Select every line of the items below that contains the string "series".

Dataset records:
---

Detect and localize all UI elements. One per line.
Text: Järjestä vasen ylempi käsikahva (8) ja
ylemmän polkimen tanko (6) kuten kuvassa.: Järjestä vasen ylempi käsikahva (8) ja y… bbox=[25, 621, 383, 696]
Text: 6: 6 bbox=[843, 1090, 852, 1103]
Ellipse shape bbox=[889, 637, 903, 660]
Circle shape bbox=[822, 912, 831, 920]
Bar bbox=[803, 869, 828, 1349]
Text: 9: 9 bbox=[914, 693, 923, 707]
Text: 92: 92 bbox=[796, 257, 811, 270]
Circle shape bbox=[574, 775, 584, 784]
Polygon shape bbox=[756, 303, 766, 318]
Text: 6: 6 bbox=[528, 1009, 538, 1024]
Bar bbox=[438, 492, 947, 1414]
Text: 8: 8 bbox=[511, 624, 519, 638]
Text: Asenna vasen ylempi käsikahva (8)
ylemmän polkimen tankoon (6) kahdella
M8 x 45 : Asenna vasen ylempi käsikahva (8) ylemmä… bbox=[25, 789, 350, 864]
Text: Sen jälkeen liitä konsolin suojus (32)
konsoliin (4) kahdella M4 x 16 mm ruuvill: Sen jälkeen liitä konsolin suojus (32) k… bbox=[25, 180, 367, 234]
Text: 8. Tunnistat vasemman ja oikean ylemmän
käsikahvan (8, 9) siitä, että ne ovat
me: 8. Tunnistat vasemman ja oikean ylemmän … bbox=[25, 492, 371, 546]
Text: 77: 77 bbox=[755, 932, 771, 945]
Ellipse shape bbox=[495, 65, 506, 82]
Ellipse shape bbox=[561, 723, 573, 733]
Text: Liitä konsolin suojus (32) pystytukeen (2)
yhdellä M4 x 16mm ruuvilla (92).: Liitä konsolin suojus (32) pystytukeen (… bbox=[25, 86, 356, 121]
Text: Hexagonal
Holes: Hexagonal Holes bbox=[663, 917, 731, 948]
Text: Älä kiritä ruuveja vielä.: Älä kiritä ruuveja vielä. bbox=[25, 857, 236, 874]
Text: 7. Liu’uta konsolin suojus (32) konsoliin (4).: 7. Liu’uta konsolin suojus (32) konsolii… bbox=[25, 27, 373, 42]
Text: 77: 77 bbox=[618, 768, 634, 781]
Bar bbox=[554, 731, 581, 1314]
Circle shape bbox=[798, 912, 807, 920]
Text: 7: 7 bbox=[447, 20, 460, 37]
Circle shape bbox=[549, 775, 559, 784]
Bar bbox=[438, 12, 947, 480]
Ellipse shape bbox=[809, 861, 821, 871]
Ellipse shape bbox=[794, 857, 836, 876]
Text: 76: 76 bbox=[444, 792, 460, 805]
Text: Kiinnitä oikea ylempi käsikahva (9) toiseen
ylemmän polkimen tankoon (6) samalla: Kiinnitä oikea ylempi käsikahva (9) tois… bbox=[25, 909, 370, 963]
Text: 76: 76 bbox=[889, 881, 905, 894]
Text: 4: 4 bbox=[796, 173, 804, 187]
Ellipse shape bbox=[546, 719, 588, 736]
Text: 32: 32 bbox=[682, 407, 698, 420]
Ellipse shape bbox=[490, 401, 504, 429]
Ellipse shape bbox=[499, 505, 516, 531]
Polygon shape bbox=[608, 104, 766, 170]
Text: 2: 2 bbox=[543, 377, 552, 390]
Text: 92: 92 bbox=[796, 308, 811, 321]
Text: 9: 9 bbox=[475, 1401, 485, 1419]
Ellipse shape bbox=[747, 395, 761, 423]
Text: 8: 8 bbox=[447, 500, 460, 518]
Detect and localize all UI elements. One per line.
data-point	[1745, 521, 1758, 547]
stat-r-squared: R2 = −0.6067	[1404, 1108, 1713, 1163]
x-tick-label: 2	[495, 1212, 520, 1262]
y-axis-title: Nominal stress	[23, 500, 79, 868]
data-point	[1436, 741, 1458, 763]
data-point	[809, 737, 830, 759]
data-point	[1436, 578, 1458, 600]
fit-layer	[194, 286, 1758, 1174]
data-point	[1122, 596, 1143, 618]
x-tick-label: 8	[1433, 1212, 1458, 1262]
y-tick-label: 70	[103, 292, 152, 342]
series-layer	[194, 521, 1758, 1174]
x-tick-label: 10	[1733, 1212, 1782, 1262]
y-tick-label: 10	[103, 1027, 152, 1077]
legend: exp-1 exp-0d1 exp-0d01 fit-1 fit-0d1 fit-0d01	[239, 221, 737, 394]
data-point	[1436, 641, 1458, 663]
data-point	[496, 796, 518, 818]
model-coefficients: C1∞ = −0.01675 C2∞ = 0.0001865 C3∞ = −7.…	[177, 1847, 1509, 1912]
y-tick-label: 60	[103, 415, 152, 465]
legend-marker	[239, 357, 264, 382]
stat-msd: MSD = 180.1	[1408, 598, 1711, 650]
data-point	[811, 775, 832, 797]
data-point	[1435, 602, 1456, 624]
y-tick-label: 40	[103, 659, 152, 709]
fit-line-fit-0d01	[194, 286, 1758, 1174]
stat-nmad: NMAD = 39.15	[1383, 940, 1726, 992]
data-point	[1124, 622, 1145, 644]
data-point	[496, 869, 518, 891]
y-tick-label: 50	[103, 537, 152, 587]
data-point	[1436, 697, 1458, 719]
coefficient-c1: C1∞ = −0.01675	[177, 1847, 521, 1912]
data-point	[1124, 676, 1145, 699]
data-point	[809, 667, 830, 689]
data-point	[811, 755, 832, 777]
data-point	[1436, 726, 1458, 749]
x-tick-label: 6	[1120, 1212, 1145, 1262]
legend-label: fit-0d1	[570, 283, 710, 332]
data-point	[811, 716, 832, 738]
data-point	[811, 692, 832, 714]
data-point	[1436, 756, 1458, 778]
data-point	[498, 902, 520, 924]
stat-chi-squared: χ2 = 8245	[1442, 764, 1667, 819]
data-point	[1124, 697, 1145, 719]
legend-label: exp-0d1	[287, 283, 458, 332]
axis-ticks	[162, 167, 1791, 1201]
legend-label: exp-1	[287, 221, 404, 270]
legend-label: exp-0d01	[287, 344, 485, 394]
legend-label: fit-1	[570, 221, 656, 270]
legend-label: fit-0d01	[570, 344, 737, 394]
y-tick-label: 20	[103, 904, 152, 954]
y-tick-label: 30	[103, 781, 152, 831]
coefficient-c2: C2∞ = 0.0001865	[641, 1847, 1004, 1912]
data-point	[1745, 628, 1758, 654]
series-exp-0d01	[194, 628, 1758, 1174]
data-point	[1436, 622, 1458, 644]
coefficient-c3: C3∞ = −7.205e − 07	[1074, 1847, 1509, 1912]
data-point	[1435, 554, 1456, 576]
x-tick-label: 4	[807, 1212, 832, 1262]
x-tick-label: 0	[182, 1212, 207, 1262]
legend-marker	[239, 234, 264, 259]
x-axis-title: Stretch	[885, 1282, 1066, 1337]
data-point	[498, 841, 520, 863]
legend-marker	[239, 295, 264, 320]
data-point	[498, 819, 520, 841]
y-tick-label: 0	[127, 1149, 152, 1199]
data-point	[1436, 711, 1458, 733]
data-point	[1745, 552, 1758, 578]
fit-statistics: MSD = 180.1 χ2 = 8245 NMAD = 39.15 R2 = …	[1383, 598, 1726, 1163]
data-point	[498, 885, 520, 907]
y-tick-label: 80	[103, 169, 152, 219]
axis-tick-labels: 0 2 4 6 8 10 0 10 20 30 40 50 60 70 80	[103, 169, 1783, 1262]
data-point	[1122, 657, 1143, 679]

---

Reply to the task:
series-layer	[194, 521, 1758, 1174]
series-exp-0d01	[194, 628, 1758, 1174]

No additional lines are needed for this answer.